### Dataset ###

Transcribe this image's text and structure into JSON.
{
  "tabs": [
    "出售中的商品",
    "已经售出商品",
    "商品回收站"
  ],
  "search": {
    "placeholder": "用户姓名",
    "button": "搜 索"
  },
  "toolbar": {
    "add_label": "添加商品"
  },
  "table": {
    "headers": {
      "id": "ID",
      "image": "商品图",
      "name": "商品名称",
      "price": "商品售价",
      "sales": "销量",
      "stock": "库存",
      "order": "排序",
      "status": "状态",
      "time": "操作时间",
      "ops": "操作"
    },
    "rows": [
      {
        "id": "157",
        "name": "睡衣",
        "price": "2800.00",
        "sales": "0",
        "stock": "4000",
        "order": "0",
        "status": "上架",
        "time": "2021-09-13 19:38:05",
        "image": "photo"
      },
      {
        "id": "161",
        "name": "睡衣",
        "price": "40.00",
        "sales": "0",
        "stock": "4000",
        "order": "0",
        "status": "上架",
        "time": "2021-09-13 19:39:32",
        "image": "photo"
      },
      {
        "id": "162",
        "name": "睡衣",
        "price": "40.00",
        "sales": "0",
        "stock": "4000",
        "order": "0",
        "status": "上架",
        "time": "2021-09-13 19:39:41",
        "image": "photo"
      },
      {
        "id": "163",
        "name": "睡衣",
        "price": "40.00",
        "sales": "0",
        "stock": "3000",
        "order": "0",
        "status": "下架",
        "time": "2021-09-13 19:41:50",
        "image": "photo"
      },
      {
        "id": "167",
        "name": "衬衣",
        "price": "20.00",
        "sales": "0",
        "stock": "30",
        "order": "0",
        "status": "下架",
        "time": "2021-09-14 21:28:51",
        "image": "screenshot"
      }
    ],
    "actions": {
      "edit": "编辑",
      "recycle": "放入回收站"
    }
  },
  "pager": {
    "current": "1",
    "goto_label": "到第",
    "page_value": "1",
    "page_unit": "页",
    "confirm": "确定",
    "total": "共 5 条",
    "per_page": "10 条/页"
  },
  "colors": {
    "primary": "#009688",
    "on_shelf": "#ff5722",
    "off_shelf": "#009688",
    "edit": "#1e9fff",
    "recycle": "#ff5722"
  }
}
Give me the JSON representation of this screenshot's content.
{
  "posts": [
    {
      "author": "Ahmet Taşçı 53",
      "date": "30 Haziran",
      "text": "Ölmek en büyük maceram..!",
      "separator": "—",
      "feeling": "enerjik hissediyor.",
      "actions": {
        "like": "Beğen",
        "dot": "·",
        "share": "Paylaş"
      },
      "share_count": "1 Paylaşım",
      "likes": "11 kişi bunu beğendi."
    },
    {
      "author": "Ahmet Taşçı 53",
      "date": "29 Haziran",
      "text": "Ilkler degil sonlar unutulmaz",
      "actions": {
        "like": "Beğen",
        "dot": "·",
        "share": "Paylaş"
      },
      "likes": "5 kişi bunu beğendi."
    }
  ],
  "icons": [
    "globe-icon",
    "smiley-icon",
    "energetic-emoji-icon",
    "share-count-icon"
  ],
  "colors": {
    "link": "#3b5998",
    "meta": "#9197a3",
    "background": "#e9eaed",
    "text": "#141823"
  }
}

###

In the records above, find each line that holds the word "text"; copy all such lines.

Transcribe this image's text and structure into JSON.
      "text": "Ölmek en büyük maceram..!",
      "text": "Ilkler degil sonlar unutulmaz",
    "text": "#141823"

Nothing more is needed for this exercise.